[Data excerpts]
_ _ _ _

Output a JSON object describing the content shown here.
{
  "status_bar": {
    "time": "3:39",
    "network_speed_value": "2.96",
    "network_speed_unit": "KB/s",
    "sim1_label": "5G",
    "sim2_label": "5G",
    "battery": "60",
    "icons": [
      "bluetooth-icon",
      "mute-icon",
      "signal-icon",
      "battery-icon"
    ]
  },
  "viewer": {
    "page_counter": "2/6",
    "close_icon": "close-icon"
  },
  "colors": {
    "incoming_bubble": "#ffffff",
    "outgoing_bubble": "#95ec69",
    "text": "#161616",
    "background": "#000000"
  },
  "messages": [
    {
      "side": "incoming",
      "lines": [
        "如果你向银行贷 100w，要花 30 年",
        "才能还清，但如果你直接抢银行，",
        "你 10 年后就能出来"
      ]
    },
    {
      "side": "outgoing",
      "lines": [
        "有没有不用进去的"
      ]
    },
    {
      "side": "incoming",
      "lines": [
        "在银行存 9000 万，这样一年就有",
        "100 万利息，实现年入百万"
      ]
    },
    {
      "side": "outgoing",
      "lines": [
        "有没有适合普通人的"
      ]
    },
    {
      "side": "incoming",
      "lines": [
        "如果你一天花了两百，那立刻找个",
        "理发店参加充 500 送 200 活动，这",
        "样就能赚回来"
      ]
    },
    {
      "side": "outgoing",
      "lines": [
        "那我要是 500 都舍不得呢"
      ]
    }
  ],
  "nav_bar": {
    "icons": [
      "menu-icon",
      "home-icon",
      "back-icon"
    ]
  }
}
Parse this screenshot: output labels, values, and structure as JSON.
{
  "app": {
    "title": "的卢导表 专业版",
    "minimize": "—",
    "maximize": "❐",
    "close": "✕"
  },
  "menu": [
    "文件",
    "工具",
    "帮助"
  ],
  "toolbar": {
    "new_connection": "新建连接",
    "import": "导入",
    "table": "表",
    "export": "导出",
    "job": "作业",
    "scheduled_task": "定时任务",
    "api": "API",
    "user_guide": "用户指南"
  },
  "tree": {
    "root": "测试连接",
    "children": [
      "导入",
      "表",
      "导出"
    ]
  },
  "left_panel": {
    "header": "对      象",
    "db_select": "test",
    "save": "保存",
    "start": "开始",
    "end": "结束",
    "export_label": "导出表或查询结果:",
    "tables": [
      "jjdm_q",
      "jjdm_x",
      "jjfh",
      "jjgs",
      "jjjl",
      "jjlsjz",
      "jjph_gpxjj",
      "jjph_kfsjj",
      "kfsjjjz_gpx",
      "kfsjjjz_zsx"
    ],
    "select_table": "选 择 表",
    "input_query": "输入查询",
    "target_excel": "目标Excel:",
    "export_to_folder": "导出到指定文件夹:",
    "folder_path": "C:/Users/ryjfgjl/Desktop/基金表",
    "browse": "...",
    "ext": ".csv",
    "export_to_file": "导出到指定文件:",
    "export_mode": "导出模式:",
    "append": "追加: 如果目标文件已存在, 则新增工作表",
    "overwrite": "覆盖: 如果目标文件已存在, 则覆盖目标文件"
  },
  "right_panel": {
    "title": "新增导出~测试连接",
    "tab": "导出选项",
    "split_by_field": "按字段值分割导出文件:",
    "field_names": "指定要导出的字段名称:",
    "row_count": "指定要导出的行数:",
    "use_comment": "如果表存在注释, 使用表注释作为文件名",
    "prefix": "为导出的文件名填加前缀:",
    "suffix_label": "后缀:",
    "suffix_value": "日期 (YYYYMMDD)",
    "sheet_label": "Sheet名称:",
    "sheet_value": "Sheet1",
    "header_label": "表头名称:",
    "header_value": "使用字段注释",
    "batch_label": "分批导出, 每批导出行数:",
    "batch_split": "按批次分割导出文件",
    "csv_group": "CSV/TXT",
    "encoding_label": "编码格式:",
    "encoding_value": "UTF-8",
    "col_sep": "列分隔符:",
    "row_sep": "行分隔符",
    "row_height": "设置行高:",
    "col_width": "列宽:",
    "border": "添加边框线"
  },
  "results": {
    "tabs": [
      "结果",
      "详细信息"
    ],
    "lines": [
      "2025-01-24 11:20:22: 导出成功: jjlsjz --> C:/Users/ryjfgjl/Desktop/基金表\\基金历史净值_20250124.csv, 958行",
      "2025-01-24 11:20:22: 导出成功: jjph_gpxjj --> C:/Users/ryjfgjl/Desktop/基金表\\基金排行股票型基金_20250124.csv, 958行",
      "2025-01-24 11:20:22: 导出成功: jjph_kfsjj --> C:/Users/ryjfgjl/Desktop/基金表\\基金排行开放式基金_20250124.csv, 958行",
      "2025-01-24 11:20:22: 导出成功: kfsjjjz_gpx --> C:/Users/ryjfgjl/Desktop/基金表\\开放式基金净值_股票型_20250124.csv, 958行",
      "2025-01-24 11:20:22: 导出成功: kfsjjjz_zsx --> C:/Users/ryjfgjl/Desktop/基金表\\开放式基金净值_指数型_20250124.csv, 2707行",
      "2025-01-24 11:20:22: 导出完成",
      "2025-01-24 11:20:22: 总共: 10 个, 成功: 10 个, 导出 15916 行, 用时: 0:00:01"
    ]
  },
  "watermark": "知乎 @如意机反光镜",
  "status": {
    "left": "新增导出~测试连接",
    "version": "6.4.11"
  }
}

_ _ _ _

◆ **Work to be completed**: Repeat the material above in full, exactly as it stands.

◆ **The answer**:
Output a JSON object describing the content shown here.
{
  "status_bar": {
    "time": "3:39",
    "network_speed_value": "2.96",
    "network_speed_unit": "KB/s",
    "sim1_label": "5G",
    "sim2_label": "5G",
    "battery": "60",
    "icons": [
      "bluetooth-icon",
      "mute-icon",
      "signal-icon",
      "battery-icon"
    ]
  },
  "viewer": {
    "page_counter": "2/6",
    "close_icon": "close-icon"
  },
  "colors": {
    "incoming_bubble": "#ffffff",
    "outgoing_bubble": "#95ec69",
    "text": "#161616",
    "background": "#000000"
  },
  "messages": [
    {
      "side": "incoming",
      "lines": [
        "如果你向银行贷 100w，要花 30 年",
        "才能还清，但如果你直接抢银行，",
        "你 10 年后就能出来"
      ]
    },
    {
      "side": "outgoing",
      "lines": [
        "有没有不用进去的"
      ]
    },
    {
      "side": "incoming",
      "lines": [
        "在银行存 9000 万，这样一年就有",
        "100 万利息，实现年入百万"
      ]
    },
    {
      "side": "outgoing",
      "lines": [
        "有没有适合普通人的"
      ]
    },
    {
      "side": "incoming",
      "lines": [
        "如果你一天花了两百，那立刻找个",
        "理发店参加充 500 送 200 活动，这",
        "样就能赚回来"
      ]
    },
    {
      "side": "outgoing",
      "lines": [
        "那我要是 500 都舍不得呢"
      ]
    }
  ],
  "nav_bar": {
    "icons": [
      "menu-icon",
      "home-icon",
      "back-icon"
    ]
  }
}
Parse this screenshot: output labels, values, and structure as JSON.
{
  "app": {
    "title": "的卢导表 专业版",
    "minimize": "—",
    "maximize": "❐",
    "close": "✕"
  },
  "menu": [
    "文件",
    "工具",
    "帮助"
  ],
  "toolbar": {
    "new_connection": "新建连接",
    "import": "导入",
    "table": "表",
    "export": "导出",
    "job": "作业",
    "scheduled_task": "定时任务",
    "api": "API",
    "user_guide": "用户指南"
  },
  "tree": {
    "root": "测试连接",
    "children": [
      "导入",
      "表",
      "导出"
    ]
  },
  "left_panel": {
    "header": "对      象",
    "db_select": "test",
    "save": "保存",
    "start": "开始",
    "end": "结束",
    "export_label": "导出表或查询结果:",
    "tables": [
      "jjdm_q",
      "jjdm_x",
      "jjfh",
      "jjgs",
      "jjjl",
      "jjlsjz",
      "jjph_gpxjj",
      "jjph_kfsjj",
      "kfsjjjz_gpx",
      "kfsjjjz_zsx"
    ],
    "select_table": "选 择 表",
    "input_query": "输入查询",
    "target_excel": "目标Excel:",
    "export_to_folder": "导出到指定文件夹:",
    "folder_path": "C:/Users/ryjfgjl/Desktop/基金表",
    "browse": "...",
    "ext": ".csv",
    "export_to_file": "导出到指定文件:",
    "export_mode": "导出模式:",
    "append": "追加: 如果目标文件已存在, 则新增工作表",
    "overwrite": "覆盖: 如果目标文件已存在, 则覆盖目标文件"
  },
  "right_panel": {
    "title": "新增导出~测试连接",
    "tab": "导出选项",
    "split_by_field": "按字段值分割导出文件:",
    "field_names": "指定要导出的字段名称:",
    "row_count": "指定要导出的行数:",
    "use_comment": "如果表存在注释, 使用表注释作为文件名",
    "prefix": "为导出的文件名填加前缀:",
    "suffix_label": "后缀:",
    "suffix_value": "日期 (YYYYMMDD)",
    "sheet_label": "Sheet名称:",
    "sheet_value": "Sheet1",
    "header_label": "表头名称:",
    "header_value": "使用字段注释",
    "batch_label": "分批导出, 每批导出行数:",
    "batch_split": "按批次分割导出文件",
    "csv_group": "CSV/TXT",
    "encoding_label": "编码格式:",
    "encoding_value": "UTF-8",
    "col_sep": "列分隔符:",
    "row_sep": "行分隔符",
    "row_height": "设置行高:",
    "col_width": "列宽:",
    "border": "添加边框线"
  },
  "results": {
    "tabs": [
      "结果",
      "详细信息"
    ],
    "lines": [
      "2025-01-24 11:20:22: 导出成功: jjlsjz --> C:/Users/ryjfgjl/Desktop/基金表\\基金历史净值_20250124.csv, 958行",
      "2025-01-24 11:20:22: 导出成功: jjph_gpxjj --> C:/Users/ryjfgjl/Desktop/基金表\\基金排行股票型基金_20250124.csv, 958行",
      "2025-01-24 11:20:22: 导出成功: jjph_kfsjj --> C:/Users/ryjfgjl/Desktop/基金表\\基金排行开放式基金_20250124.csv, 958行",
      "2025-01-24 11:20:22: 导出成功: kfsjjjz_gpx --> C:/Users/ryjfgjl/Desktop/基金表\\开放式基金净值_股票型_20250124.csv, 958行",
      "2025-01-24 11:20:22: 导出成功: kfsjjjz_zsx --> C:/Users/ryjfgjl/Desktop/基金表\\开放式基金净值_指数型_20250124.csv, 2707行",
      "2025-01-24 11:20:22: 导出完成",
      "2025-01-24 11:20:22: 总共: 10 个, 成功: 10 个, 导出 15916 行, 用时: 0:00:01"
    ]
  },
  "watermark": "知乎 @如意机反光镜",
  "status": {
    "left": "新增导出~测试连接",
    "version": "6.4.11"
  }
}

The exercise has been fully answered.